Your goal
Extract every line that includes the string "following".

==========

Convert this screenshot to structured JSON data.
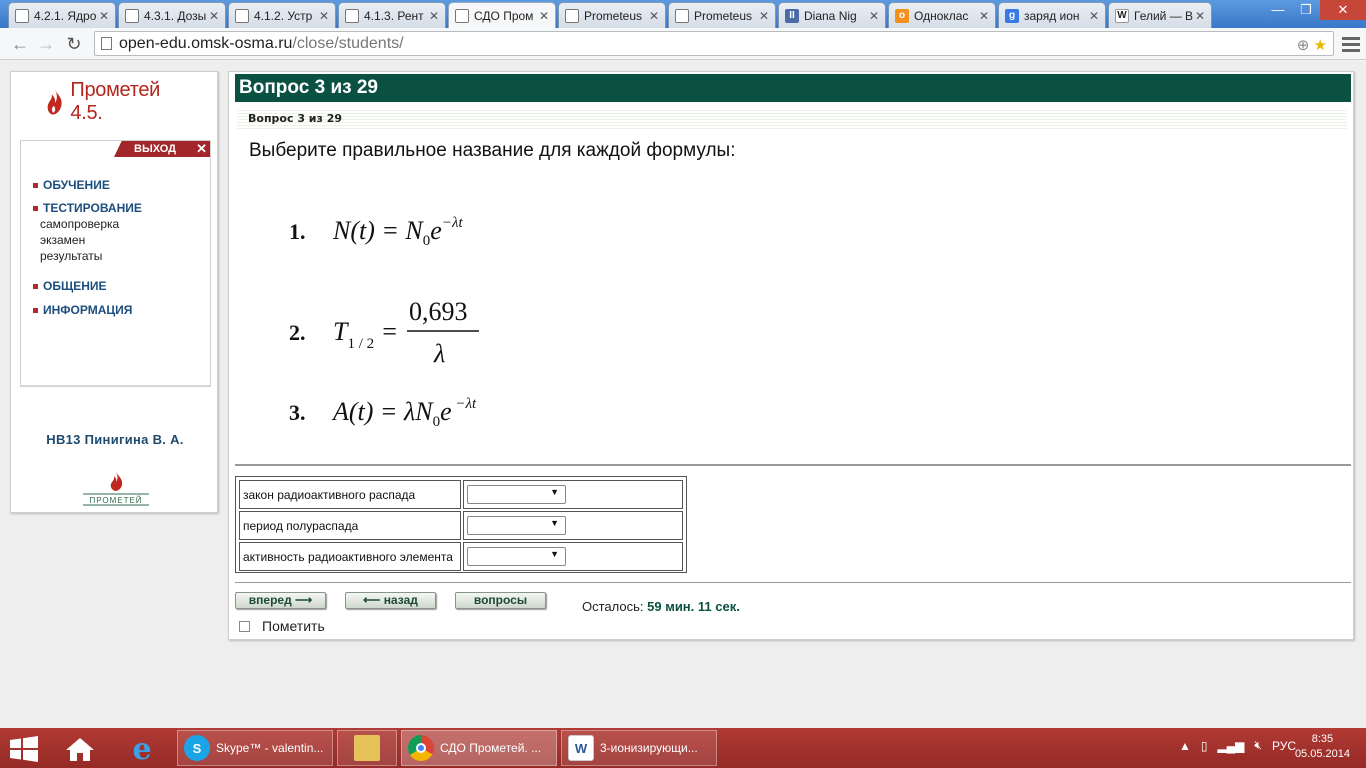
{
  "browser": {
    "tabs": [
      {
        "title": "4.2.1. Ядро",
        "icon": "document-icon",
        "active": false
      },
      {
        "title": "4.3.1. Дозы",
        "icon": "document-icon",
        "active": false
      },
      {
        "title": "4.1.2. Устр",
        "icon": "document-icon",
        "active": false
      },
      {
        "title": "4.1.3. Рент",
        "icon": "document-icon",
        "active": false
      },
      {
        "title": "СДО Пром",
        "icon": "document-icon",
        "active": true
      },
      {
        "title": "Prometeus",
        "icon": "document-icon",
        "active": false
      },
      {
        "title": "Prometeus",
        "icon": "document-icon",
        "active": false
      },
      {
        "title": "Diana Nig",
        "icon": "pause-icon",
        "active": false
      },
      {
        "title": "Одноклас",
        "icon": "odnoklassniki-icon",
        "active": false
      },
      {
        "title": "заряд ион",
        "icon": "google-icon",
        "active": false
      },
      {
        "title": "Гелий — В",
        "icon": "wikipedia-icon",
        "active": false
      }
    ],
    "url_host": "open-edu.omsk-osma.ru",
    "url_path": "/close/students/"
  },
  "sidebar": {
    "logo_text": "Прометей 4.5.",
    "exit_label": "ВЫХОД",
    "menu": {
      "learning": "ОБУЧЕНИЕ",
      "testing": "ТЕСТИРОВАНИЕ",
      "testing_sub": [
        "самопроверка",
        "экзамен",
        "результаты"
      ],
      "communication": "ОБЩЕНИЕ",
      "information": "ИНФОРМАЦИЯ"
    },
    "user": "НВ13 Пинигина В. А.",
    "bottom_logo_text": "ПРОМЕТЕЙ"
  },
  "question": {
    "header": "Вопрос 3 из 29",
    "subheader": "Вопрос 3 из 29",
    "text": "Выберите правильное название для каждой формулы:",
    "formulas": [
      {
        "number": "1.",
        "formula": "N(t) = N0 e^(-λt)"
      },
      {
        "number": "2.",
        "formula": "T1/2 = 0,693 / λ"
      },
      {
        "number": "3.",
        "formula": "A(t) = λ N0 e^(-λt)"
      }
    ],
    "matches": [
      {
        "label": "закон радиоактивного распада",
        "selected": ""
      },
      {
        "label": "период полураспада",
        "selected": ""
      },
      {
        "label": "активность радиоактивного элемента",
        "selected": ""
      }
    ]
  },
  "controls": {
    "forward": "вперед",
    "back": "назад",
    "questions": "вопросы",
    "remaining_label": "Осталось:",
    "remaining_value": "59 мин. 11 сек.",
    "mark_label": "Пометить"
  },
  "taskbar": {
    "tasks": [
      {
        "label": "Skype™ - valentin...",
        "icon": "skype-icon"
      },
      {
        "label": "",
        "icon": "folder-icon"
      },
      {
        "label": "СДО Прометей. ...",
        "icon": "chrome-icon"
      },
      {
        "label": "3-ионизирующи...",
        "icon": "word-icon"
      }
    ],
    "language": "РУС",
    "time": "8:35",
    "date": "05.05.2014"
  },
  "colors": {
    "header_green": "#0b5142",
    "brand_red": "#b3261e",
    "menu_blue": "#1b4e7e",
    "taskbar": "#a83232"
  }
}
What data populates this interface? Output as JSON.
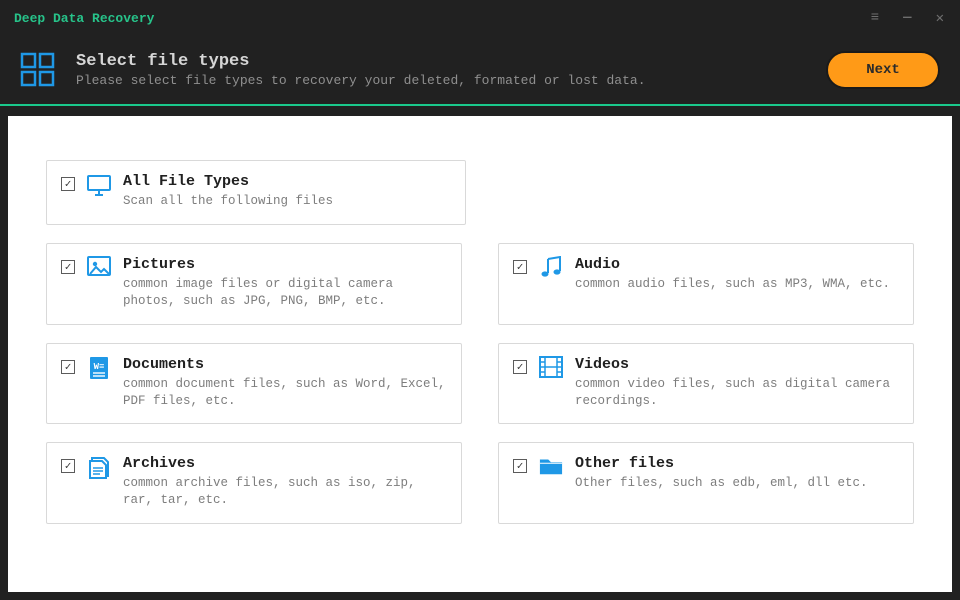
{
  "app": {
    "title": "Deep Data Recovery"
  },
  "header": {
    "heading": "Select file types",
    "subheading": "Please select file types to recovery your deleted, formated or lost data.",
    "next_label": "Next"
  },
  "allCard": {
    "title": "All File Types",
    "desc": "Scan all the following files"
  },
  "cards": [
    {
      "title": "Pictures",
      "desc": "common image files or digital camera photos, such as JPG, PNG, BMP, etc."
    },
    {
      "title": "Audio",
      "desc": "common audio files, such as MP3, WMA, etc."
    },
    {
      "title": "Documents",
      "desc": "common document files, such as Word, Excel, PDF files, etc."
    },
    {
      "title": "Videos",
      "desc": "common video files, such as digital camera recordings."
    },
    {
      "title": "Archives",
      "desc": "common archive files, such as iso, zip, rar, tar, etc."
    },
    {
      "title": "Other files",
      "desc": "Other files, such as edb, eml, dll etc."
    }
  ],
  "colors": {
    "accent": "#1ac98c",
    "primary_btn": "#ff9a17",
    "icon": "#1f98e6"
  }
}
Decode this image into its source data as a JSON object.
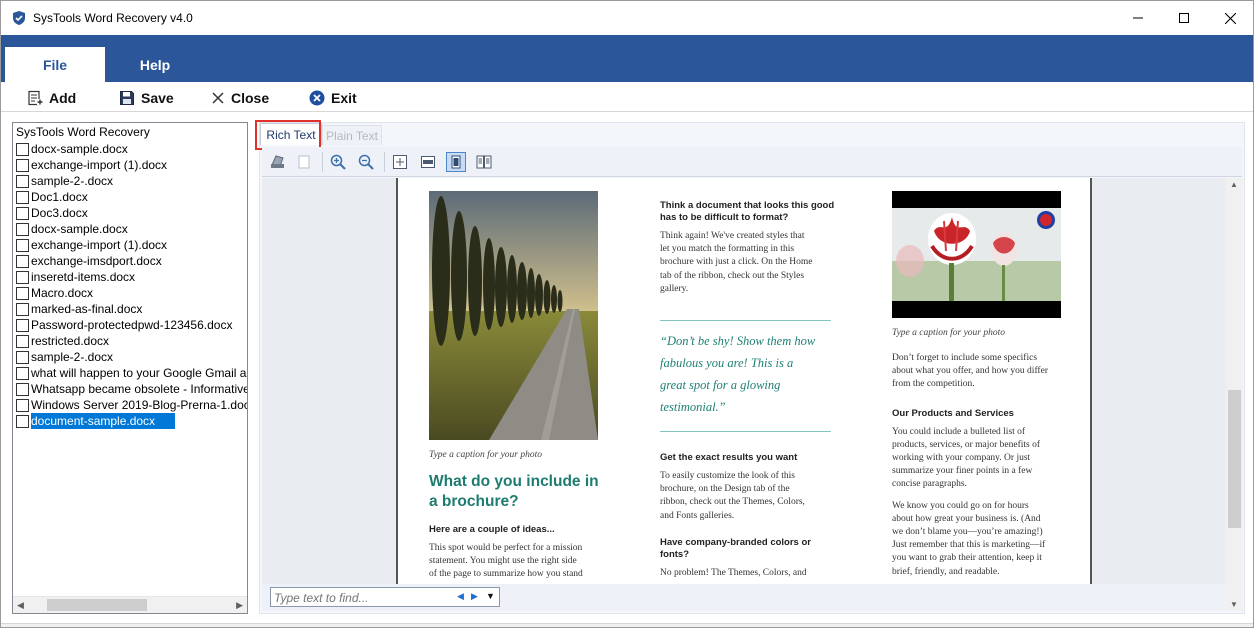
{
  "window": {
    "title": "SysTools Word Recovery v4.0"
  },
  "menu": {
    "tabs": [
      {
        "label": "File",
        "active": true
      },
      {
        "label": "Help",
        "active": false
      }
    ]
  },
  "ribbon": {
    "add_label": "Add",
    "save_label": "Save",
    "close_label": "Close",
    "exit_label": "Exit"
  },
  "tree": {
    "root_label": "SysTools Word Recovery",
    "items": [
      {
        "label": "docx-sample.docx"
      },
      {
        "label": "exchange-import (1).docx"
      },
      {
        "label": "sample-2-.docx"
      },
      {
        "label": "Doc1.docx"
      },
      {
        "label": "Doc3.docx"
      },
      {
        "label": "docx-sample.docx"
      },
      {
        "label": "exchange-import (1).docx"
      },
      {
        "label": "exchange-imsdport.docx"
      },
      {
        "label": "inseretd-items.docx"
      },
      {
        "label": "Macro.docx"
      },
      {
        "label": "marked-as-final.docx"
      },
      {
        "label": "Password-protectedpwd-123456.docx"
      },
      {
        "label": "restricted.docx"
      },
      {
        "label": "sample-2-.docx"
      },
      {
        "label": "what will happen to your Google Gmail a"
      },
      {
        "label": "Whatsapp became obsolete - Informative"
      },
      {
        "label": "Windows Server 2019-Blog-Prerna-1.doc"
      },
      {
        "label": "document-sample.docx",
        "selected": true
      }
    ]
  },
  "viewer": {
    "tabs": {
      "rich_text": "Rich Text",
      "plain_text": "Plain Text"
    },
    "find": {
      "placeholder": "Type text to find..."
    }
  },
  "document": {
    "col1": {
      "caption": "Type a caption for your photo",
      "heading": "What do you include in a brochure?",
      "subheading": "Here are a couple of ideas...",
      "para_l1": "This spot would be perfect for a mission",
      "para_l2": "statement. You might use the right side",
      "para_l3": "of the page to summarize how you stand"
    },
    "col2": {
      "h1_l1": "Think a document that looks this good",
      "h1_l2": "has to be difficult to format?",
      "p1_l1": "Think again! We've created styles that",
      "p1_l2": "let you match the formatting in this",
      "p1_l3": "brochure with just a click. On the Home",
      "p1_l4": "tab of the ribbon, check out the Styles",
      "p1_l5": "gallery.",
      "quote_l1": "“Don’t be shy! Show them how",
      "quote_l2": "fabulous you are! This is a",
      "quote_l3": "great spot for a glowing",
      "quote_l4": "testimonial.”",
      "h2": "Get the exact results you want",
      "p2_l1": "To easily customize the look of this",
      "p2_l2": "brochure, on the Design tab of the",
      "p2_l3": "ribbon, check out the Themes, Colors,",
      "p2_l4": "and Fonts galleries.",
      "h3_l1": "Have company-branded colors or",
      "h3_l2": "fonts?",
      "p3_l1": "No problem! The Themes, Colors, and"
    },
    "col3": {
      "caption": "Type a caption for your photo",
      "p1_l1": "Don’t forget to include some specifics",
      "p1_l2": "about what you offer, and how you differ",
      "p1_l3": "from the competition.",
      "h1": "Our Products and Services",
      "p2_l1": "You could include a bulleted list of",
      "p2_l2": "products, services, or major benefits of",
      "p2_l3": "working with your company. Or just",
      "p2_l4": "summarize your finer points in a few",
      "p2_l5": "concise paragraphs.",
      "p3_l1": "We know you could go on for hours",
      "p3_l2": "about how great your business is. (And",
      "p3_l3": "we don’t blame you—you’re amazing!)",
      "p3_l4": "Just remember that this is marketing—if",
      "p3_l5": "you want to grab their attention, keep it",
      "p3_l6": "brief, friendly, and readable."
    }
  },
  "colors": {
    "accent_blue": "#2b579a",
    "selection_blue": "#0078d7",
    "doc_teal": "#1e7b6f",
    "highlight_red": "#e0312b"
  }
}
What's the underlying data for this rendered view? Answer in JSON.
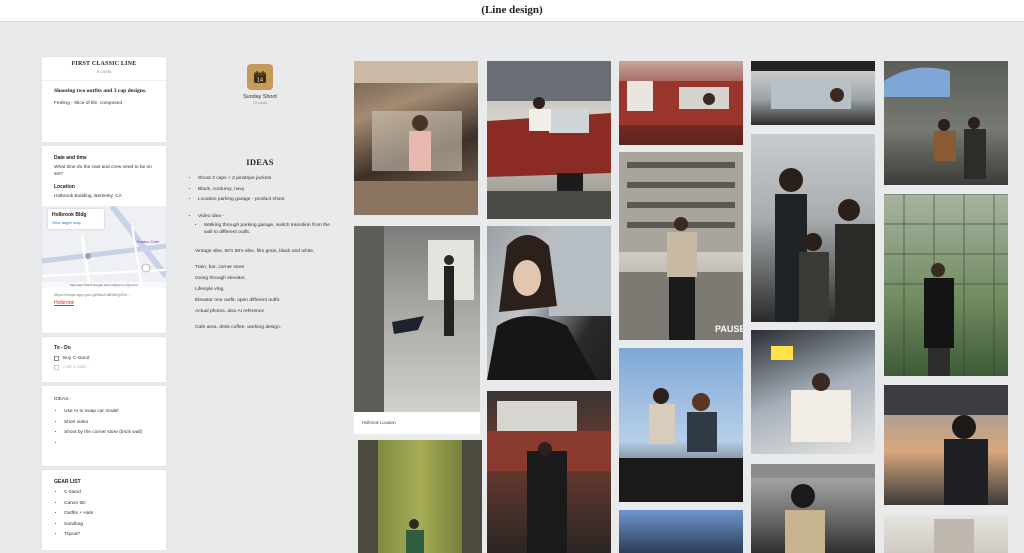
{
  "header": {
    "title": "(Line design)"
  },
  "left_card": {
    "title": "FIRST CLASSIC LINE",
    "subtitle": "8 cards",
    "intro_heading": "Shooting two outfits and 3 cap designs.",
    "intro_text": "Feeling - Slice of life, composed"
  },
  "date_card": {
    "heading": "Date and time",
    "question": "What time do the cast and crew need to be on set?",
    "location_heading": "Location",
    "location_value": "Holbrook Building, Berkeley, CA",
    "map_title": "Holbrook Bldg",
    "map_link": "View larger map",
    "map_footer": "Map data ©2024 Google   Terms   Report a map error",
    "map_pin_label": "Easton Cafe",
    "url": "https://maps.app.goo.gl/MscKaBd9Uj4Sn...",
    "url_label": "Holbrook"
  },
  "todo": {
    "heading": "To - Do",
    "items": [
      {
        "label": "Buy C-stand"
      },
      {
        "label": "Add a task..."
      }
    ]
  },
  "ideas_card": {
    "heading": "IDEAS:",
    "items": [
      {
        "label": "Use AI to swap car model"
      },
      {
        "label": "Short video"
      },
      {
        "label": "Shoot by the corner store (brick wall)"
      },
      {
        "label": ""
      }
    ]
  },
  "gear": {
    "heading": "GEAR LIST",
    "items": [
      {
        "label": "C-stand"
      },
      {
        "label": "Canon 5D"
      },
      {
        "label": "Outfits + Hats"
      },
      {
        "label": "Sandbag"
      },
      {
        "label": "Tripod?"
      }
    ]
  },
  "board": {
    "icon_text": "14",
    "name": "Sunday Shoot",
    "subtitle": "15 cards"
  },
  "ideas_doc": {
    "title": "IDEAS",
    "bullets": [
      {
        "label": "Shoot 3 caps + 2 pinstripe jackets"
      },
      {
        "label": "Black, corduroy, navy"
      },
      {
        "label": "Location parking garage - product shoot"
      }
    ],
    "video_label": "Video idea -",
    "video_sub": "Walking through parking garage, switch transition from the wall to different outfit.",
    "lines": [
      {
        "label": "Vintage vibe, 90's 80's vibe, film grain, black and white,"
      },
      {
        "label": "Train, bar, corner store"
      },
      {
        "label": "Going through elevator,"
      },
      {
        "label": "Lifestyle vlog,"
      },
      {
        "label": "Elevator one outfit, open different outfit."
      },
      {
        "label": "Actual photos, also AI reference"
      },
      {
        "label": "Cafe area, drink coffee, working design."
      }
    ]
  },
  "photos": {
    "caption_holbrook": "Holbrook Location",
    "pause_text": "PAUSE"
  }
}
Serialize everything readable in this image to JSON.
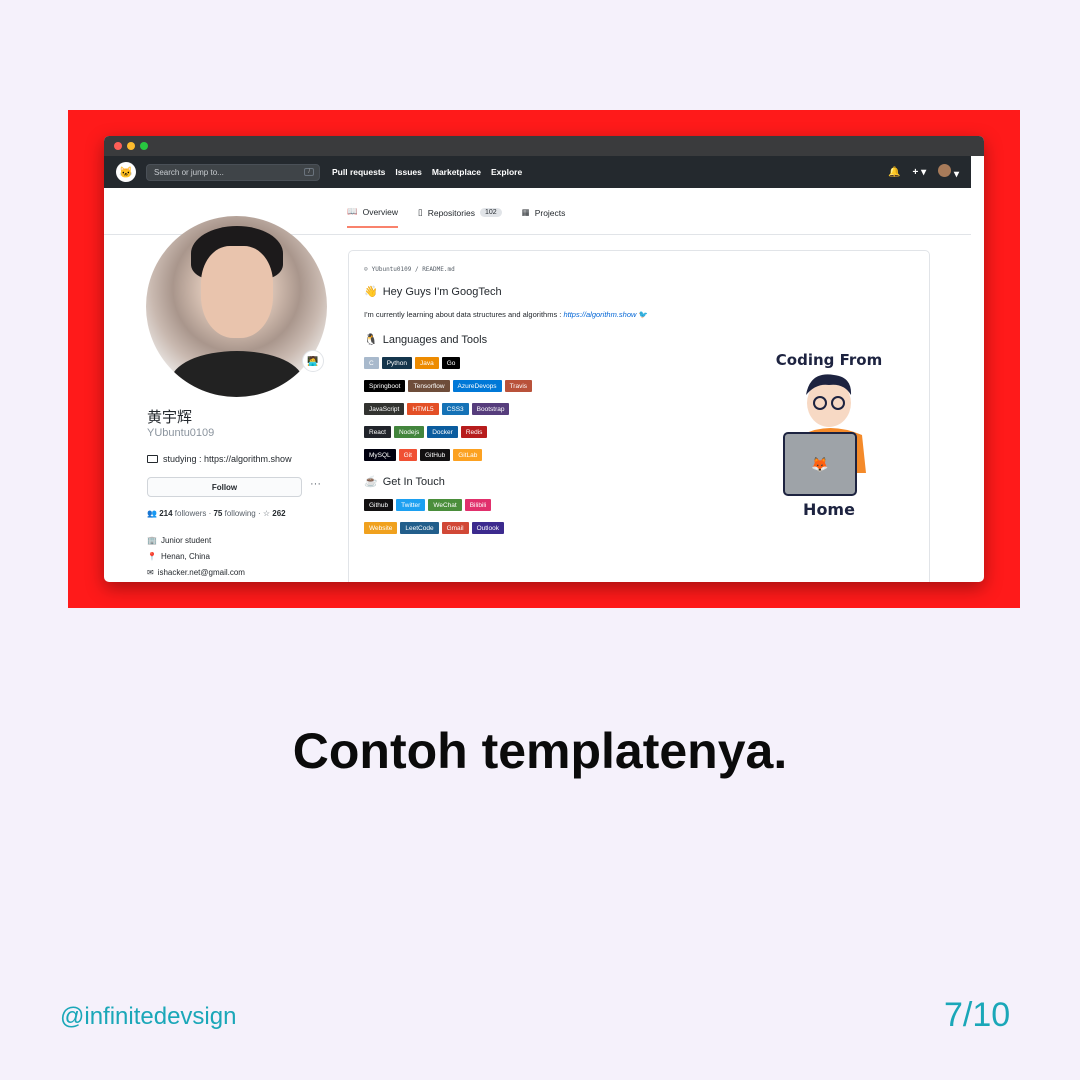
{
  "header": {
    "search_placeholder": "Search or jump to...",
    "search_key": "/",
    "nav": [
      "Pull requests",
      "Issues",
      "Marketplace",
      "Explore"
    ]
  },
  "tabs": {
    "overview": "Overview",
    "repositories": "Repositories",
    "repositories_count": "102",
    "projects": "Projects"
  },
  "profile": {
    "name": "黄宇辉",
    "login": "YUbuntu0109",
    "bio": "studying : https://algorithm.show",
    "follow_label": "Follow",
    "more": "···",
    "followers": "214",
    "followers_label": "followers ·",
    "following": "75",
    "following_label": "following ·",
    "stars": "262",
    "work": "Junior student",
    "location": "Henan, China",
    "email": "ishacker.net@gmail.com"
  },
  "readme": {
    "path": "YUbuntu0109 / README.md",
    "greeting": "Hey Guys I'm GoogTech",
    "learning_text": "I'm currently learning about data structures and algorithms :",
    "learning_link": "https://algorithm.show",
    "languages_heading": "Languages and Tools",
    "contact_heading": "Get In Touch",
    "illustration_top": "Coding From",
    "illustration_bottom": "Home",
    "badge_rows": [
      [
        {
          "label": "C",
          "color": "#a8b9cc"
        },
        {
          "label": "Python",
          "color": "#14354c"
        },
        {
          "label": "Java",
          "color": "#ed8b00"
        },
        {
          "label": "Go",
          "color": "#000000"
        }
      ],
      [
        {
          "label": "Springboot",
          "color": "#000000"
        },
        {
          "label": "Tensorflow",
          "color": "#6e4d3a"
        },
        {
          "label": "AzureDevops",
          "color": "#0078d7"
        },
        {
          "label": "Travis",
          "color": "#b9523a"
        }
      ],
      [
        {
          "label": "JavaScript",
          "color": "#323330"
        },
        {
          "label": "HTML5",
          "color": "#e34f26"
        },
        {
          "label": "CSS3",
          "color": "#1572b6"
        },
        {
          "label": "Bootstrap",
          "color": "#563d7c"
        }
      ],
      [
        {
          "label": "React",
          "color": "#20232a"
        },
        {
          "label": "Nodejs",
          "color": "#43853d"
        },
        {
          "label": "Docker",
          "color": "#0b5c9e"
        },
        {
          "label": "Redis",
          "color": "#b71c1c"
        }
      ],
      [
        {
          "label": "MySQL",
          "color": "#00000f"
        },
        {
          "label": "Git",
          "color": "#f05033"
        },
        {
          "label": "GitHub",
          "color": "#121011"
        },
        {
          "label": "GitLab",
          "color": "#fca121"
        }
      ]
    ],
    "contact_rows": [
      [
        {
          "label": "Github",
          "color": "#121011"
        },
        {
          "label": "Twitter",
          "color": "#1ca0f1"
        },
        {
          "label": "WeChat",
          "color": "#4a8e3b"
        },
        {
          "label": "Bilibili",
          "color": "#e1306c"
        }
      ],
      [
        {
          "label": "Website",
          "color": "#f0a11e"
        },
        {
          "label": "LeetCode",
          "color": "#225e8b"
        },
        {
          "label": "Gmail",
          "color": "#d14836"
        },
        {
          "label": "Outlook",
          "color": "#3c2a8e"
        }
      ]
    ]
  },
  "caption": "Contoh templatenya.",
  "handle": "@infinitedevsign",
  "page_indicator": "7/10"
}
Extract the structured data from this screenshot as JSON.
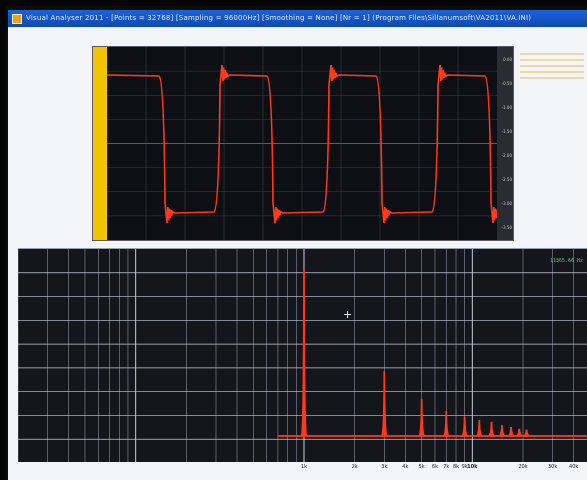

==========

The solution
    "desc": "Scan all the following files"
    "following": "75",
    "following_label": "following ·",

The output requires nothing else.